Data entries:
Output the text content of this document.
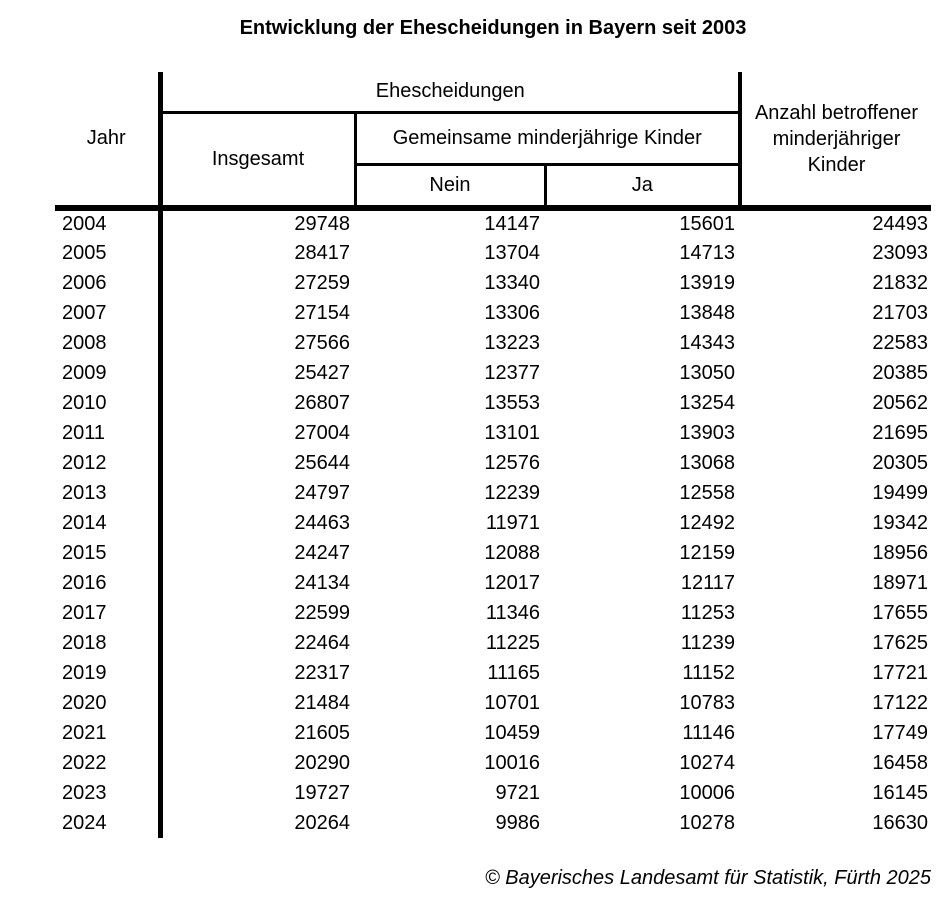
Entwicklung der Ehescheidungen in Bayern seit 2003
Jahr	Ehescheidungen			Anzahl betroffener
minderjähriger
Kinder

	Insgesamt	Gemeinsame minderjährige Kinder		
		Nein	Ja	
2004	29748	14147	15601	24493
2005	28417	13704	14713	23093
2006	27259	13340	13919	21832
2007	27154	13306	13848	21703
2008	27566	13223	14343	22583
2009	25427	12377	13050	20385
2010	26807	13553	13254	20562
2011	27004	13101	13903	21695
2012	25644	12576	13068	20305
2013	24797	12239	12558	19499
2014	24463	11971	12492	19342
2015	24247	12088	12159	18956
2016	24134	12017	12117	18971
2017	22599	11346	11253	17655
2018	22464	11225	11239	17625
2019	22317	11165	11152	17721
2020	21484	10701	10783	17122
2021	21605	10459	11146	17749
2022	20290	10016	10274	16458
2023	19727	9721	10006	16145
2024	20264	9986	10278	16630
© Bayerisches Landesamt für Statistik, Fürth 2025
==
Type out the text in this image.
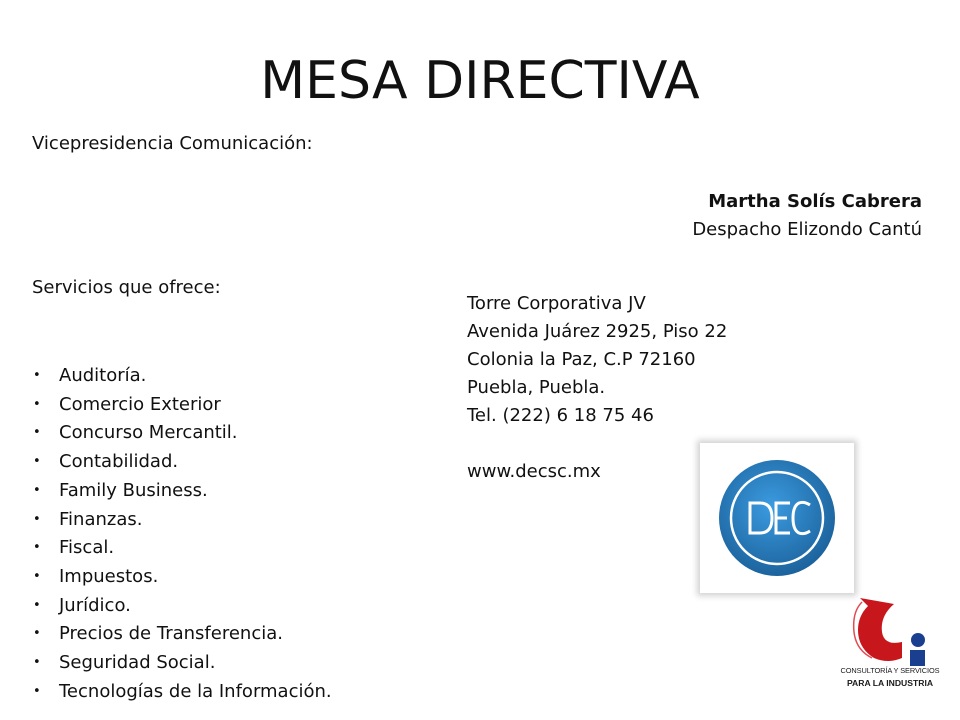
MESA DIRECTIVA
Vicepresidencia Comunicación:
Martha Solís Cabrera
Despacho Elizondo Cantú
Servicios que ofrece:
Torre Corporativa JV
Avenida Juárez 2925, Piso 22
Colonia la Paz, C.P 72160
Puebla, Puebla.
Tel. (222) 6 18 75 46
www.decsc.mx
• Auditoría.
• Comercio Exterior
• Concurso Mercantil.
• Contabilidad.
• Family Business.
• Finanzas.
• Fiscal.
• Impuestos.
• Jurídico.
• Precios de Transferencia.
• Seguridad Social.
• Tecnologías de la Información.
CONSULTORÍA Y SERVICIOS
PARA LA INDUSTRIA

→ Stated task: Where does the word "this" appear? Return each line that holds it.

→ The response:
Output the text content of this document.
Type out the text in this image.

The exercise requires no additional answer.